» **Provided records**
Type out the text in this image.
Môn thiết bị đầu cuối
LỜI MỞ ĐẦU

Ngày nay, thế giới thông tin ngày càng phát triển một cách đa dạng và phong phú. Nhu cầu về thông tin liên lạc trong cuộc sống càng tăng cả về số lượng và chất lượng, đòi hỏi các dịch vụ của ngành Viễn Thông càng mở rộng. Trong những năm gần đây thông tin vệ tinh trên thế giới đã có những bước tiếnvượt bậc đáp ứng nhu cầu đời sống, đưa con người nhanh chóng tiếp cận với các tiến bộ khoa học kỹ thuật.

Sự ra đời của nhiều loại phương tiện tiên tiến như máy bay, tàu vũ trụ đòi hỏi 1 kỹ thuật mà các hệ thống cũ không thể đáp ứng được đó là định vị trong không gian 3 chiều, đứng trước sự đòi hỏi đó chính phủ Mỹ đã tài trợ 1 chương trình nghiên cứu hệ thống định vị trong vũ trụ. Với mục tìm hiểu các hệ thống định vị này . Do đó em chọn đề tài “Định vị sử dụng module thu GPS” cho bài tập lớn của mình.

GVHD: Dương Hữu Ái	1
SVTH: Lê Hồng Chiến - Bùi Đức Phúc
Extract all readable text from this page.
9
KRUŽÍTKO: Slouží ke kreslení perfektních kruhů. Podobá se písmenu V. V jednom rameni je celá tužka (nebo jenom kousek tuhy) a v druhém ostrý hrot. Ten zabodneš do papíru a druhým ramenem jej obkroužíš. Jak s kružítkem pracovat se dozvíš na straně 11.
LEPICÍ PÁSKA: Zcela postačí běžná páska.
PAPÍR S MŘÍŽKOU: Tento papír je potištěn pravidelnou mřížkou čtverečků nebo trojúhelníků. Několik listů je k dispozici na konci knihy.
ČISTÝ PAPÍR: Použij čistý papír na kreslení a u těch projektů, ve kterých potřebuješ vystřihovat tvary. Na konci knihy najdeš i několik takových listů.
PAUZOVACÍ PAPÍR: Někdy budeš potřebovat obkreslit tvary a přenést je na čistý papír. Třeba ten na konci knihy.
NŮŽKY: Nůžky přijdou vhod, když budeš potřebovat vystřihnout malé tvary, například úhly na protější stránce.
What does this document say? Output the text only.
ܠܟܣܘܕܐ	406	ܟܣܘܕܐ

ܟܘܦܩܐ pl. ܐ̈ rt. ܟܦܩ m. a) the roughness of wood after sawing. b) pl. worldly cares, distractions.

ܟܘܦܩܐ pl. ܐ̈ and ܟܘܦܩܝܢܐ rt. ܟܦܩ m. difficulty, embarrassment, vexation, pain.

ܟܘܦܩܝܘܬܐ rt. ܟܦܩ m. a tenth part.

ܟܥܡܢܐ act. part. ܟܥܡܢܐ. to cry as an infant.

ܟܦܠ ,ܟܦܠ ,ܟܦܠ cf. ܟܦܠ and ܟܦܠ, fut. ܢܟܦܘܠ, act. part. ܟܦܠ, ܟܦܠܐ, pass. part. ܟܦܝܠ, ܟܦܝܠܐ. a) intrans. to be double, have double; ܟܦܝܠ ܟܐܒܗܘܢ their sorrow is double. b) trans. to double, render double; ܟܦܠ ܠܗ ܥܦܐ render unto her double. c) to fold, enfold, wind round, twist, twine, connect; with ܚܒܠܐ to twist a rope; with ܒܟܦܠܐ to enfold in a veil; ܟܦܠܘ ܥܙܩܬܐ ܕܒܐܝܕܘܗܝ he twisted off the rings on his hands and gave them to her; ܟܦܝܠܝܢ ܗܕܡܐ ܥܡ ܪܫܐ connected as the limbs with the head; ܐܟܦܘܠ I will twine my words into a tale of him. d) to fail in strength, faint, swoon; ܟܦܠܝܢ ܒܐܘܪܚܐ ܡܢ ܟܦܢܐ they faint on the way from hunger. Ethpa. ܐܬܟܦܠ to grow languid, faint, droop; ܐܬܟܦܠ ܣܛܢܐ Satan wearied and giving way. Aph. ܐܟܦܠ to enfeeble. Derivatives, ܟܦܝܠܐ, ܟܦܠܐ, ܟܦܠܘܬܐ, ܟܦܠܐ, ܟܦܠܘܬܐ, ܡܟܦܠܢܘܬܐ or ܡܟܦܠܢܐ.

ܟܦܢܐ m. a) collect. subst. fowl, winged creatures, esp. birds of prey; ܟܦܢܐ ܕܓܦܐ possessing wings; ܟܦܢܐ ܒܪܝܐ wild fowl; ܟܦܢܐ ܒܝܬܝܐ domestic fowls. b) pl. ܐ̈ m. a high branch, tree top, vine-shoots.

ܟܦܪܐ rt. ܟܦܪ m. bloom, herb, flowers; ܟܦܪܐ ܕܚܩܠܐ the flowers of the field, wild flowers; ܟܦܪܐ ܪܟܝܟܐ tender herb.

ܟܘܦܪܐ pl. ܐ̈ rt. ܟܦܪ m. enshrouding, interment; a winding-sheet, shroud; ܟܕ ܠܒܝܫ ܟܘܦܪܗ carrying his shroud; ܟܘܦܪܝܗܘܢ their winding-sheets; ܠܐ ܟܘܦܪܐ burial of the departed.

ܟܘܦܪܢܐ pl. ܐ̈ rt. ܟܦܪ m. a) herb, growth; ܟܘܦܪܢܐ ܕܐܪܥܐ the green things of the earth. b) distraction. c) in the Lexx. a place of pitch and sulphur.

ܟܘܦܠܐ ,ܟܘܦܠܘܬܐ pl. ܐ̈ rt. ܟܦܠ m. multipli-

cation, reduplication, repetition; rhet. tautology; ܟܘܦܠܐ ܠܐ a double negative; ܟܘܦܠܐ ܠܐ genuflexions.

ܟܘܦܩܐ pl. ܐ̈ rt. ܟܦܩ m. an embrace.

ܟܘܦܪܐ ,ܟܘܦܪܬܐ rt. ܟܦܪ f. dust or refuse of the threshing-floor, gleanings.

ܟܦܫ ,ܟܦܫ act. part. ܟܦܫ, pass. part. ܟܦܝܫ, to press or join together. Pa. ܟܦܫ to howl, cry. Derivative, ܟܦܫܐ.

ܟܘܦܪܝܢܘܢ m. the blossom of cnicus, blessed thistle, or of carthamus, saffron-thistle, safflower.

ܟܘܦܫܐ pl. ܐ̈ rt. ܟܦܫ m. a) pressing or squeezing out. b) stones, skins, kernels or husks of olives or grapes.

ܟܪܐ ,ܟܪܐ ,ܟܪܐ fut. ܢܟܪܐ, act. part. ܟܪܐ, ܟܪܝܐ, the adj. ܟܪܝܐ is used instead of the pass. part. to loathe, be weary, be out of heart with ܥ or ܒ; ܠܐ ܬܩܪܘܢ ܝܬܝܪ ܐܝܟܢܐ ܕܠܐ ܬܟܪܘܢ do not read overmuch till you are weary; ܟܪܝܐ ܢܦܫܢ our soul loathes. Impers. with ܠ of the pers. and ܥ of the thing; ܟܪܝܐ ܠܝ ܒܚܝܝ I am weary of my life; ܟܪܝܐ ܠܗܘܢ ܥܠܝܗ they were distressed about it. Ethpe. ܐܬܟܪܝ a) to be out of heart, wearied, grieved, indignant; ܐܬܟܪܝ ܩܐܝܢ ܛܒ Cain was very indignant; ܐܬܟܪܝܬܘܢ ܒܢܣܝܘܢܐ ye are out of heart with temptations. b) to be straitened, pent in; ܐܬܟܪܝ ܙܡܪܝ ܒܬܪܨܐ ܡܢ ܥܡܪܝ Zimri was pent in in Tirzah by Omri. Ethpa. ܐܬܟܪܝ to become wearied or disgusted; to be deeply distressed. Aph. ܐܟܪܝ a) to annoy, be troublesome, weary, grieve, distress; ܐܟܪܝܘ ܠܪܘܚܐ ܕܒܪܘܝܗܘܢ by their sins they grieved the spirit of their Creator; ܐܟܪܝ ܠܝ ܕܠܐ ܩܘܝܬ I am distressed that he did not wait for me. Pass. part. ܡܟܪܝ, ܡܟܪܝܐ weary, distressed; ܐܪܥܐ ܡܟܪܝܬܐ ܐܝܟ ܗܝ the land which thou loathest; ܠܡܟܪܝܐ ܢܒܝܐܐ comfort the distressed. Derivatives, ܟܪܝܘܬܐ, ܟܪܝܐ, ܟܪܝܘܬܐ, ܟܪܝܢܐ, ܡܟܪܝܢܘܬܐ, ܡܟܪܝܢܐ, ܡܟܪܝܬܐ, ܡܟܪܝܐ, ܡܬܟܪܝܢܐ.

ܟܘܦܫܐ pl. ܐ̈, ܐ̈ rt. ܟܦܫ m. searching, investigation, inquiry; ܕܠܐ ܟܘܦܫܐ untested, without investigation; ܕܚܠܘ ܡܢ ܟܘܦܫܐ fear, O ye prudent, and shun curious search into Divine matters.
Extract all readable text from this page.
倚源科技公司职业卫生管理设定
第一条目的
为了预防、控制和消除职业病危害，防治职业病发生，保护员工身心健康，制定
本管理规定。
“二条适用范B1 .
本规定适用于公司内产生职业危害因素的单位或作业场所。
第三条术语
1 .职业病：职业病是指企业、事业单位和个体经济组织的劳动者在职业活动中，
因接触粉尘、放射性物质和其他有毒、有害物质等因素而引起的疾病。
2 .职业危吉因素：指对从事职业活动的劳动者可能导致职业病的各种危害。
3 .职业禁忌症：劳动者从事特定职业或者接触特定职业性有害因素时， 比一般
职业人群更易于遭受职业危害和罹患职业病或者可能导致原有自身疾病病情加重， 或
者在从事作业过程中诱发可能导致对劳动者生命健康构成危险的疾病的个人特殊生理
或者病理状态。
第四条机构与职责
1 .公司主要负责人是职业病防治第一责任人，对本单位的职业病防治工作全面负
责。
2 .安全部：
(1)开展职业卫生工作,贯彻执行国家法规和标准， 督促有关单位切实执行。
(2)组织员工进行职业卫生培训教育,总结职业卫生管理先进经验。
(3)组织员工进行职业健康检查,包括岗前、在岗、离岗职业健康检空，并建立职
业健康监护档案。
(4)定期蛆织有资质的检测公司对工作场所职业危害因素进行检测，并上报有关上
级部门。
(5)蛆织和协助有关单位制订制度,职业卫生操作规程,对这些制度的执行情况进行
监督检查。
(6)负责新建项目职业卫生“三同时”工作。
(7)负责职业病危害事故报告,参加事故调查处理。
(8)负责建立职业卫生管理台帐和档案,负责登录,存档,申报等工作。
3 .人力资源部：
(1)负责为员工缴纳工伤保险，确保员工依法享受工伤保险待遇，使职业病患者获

» **Work to be completed**
Give only the count of lines in which the string "ܟܘܦܫܐ" appears.

» **Response**
2